**WRITTEN REQUEST:** For each line below that includes the word "screenshot", make a copy.

**PROVIDED RECORDS:**
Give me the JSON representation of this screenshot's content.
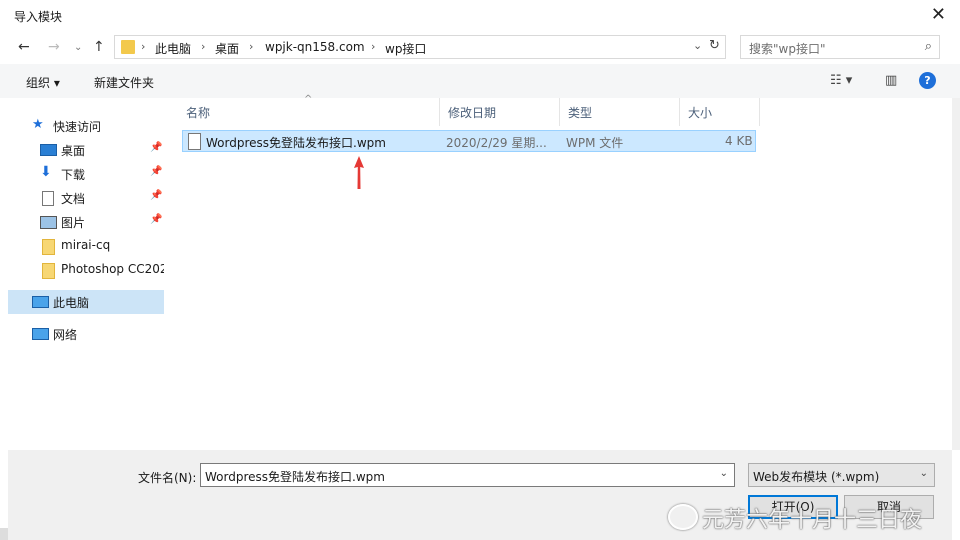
{
  "window": {
    "title": "导入模块"
  },
  "address": {
    "crumbs": [
      "此电脑",
      "桌面",
      "wpjk-qn158.com",
      "wp接口"
    ],
    "search_placeholder": "搜索\"wp接口\""
  },
  "toolbar": {
    "organize": "组织 ▾",
    "new_folder": "新建文件夹"
  },
  "sidebar": {
    "items": [
      {
        "label": "快速访问",
        "icon": "star-icon"
      },
      {
        "label": "桌面",
        "icon": "desktop-icon",
        "pinned": true
      },
      {
        "label": "下载",
        "icon": "download-icon",
        "pinned": true
      },
      {
        "label": "文档",
        "icon": "document-icon",
        "pinned": true
      },
      {
        "label": "图片",
        "icon": "picture-icon",
        "pinned": true
      },
      {
        "label": "mirai-cq",
        "icon": "folder-icon"
      },
      {
        "label": "Photoshop CC202",
        "icon": "folder-icon"
      },
      {
        "label": "此电脑",
        "icon": "computer-icon",
        "selected": true
      },
      {
        "label": "网络",
        "icon": "network-icon"
      }
    ]
  },
  "columns": [
    "名称",
    "修改日期",
    "类型",
    "大小"
  ],
  "files": [
    {
      "name": "Wordpress免登陆发布接口.wpm",
      "date": "2020/2/29 星期...",
      "type": "WPM 文件",
      "size": "4 KB"
    }
  ],
  "footer": {
    "filename_label": "文件名(N):",
    "filename_value": "Wordpress免登陆发布接口.wpm",
    "filter_value": "Web发布模块 (*.wpm)",
    "open_label": "打开(O)",
    "cancel_label": "取消"
  },
  "watermark": "元芳六年十月十三日夜",
  "colors": {
    "accent": "#0078d7",
    "selection": "#cce8ff",
    "arrow": "#e53935"
  }
}
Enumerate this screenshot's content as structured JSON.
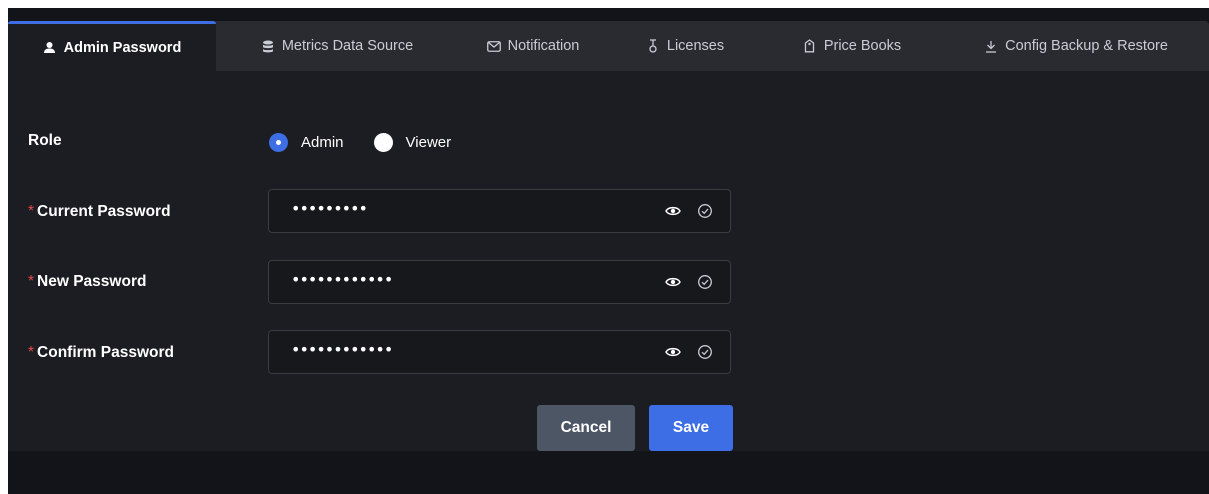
{
  "tabs": [
    {
      "label": "Admin Password",
      "icon": "user-icon",
      "active": true
    },
    {
      "label": "Metrics Data Source",
      "icon": "database-icon",
      "active": false
    },
    {
      "label": "Notification",
      "icon": "mail-icon",
      "active": false
    },
    {
      "label": "Licenses",
      "icon": "key-icon",
      "active": false
    },
    {
      "label": "Price Books",
      "icon": "tag-icon",
      "active": false
    },
    {
      "label": "Config Backup & Restore",
      "icon": "download-icon",
      "active": false
    }
  ],
  "form": {
    "role": {
      "label": "Role",
      "options": [
        {
          "label": "Admin",
          "checked": true
        },
        {
          "label": "Viewer",
          "checked": false
        }
      ]
    },
    "current_password": {
      "label": "Current Password",
      "required_mark": "*",
      "value": "•••••••••"
    },
    "new_password": {
      "label": "New Password",
      "required_mark": "*",
      "value": "••••••••••••"
    },
    "confirm_password": {
      "label": "Confirm Password",
      "required_mark": "*",
      "value": "••••••••••••"
    }
  },
  "actions": {
    "cancel_label": "Cancel",
    "save_label": "Save"
  },
  "colors": {
    "accent": "#3d6ee6",
    "panel": "#1c1d22",
    "tabbar": "#292b31",
    "required": "#e5484d",
    "cancel_button": "#4d5664"
  }
}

**THE ANSWER:**
Give me the JSON representation of this screenshot's content.
Enumerate this screenshot's content as structured JSON.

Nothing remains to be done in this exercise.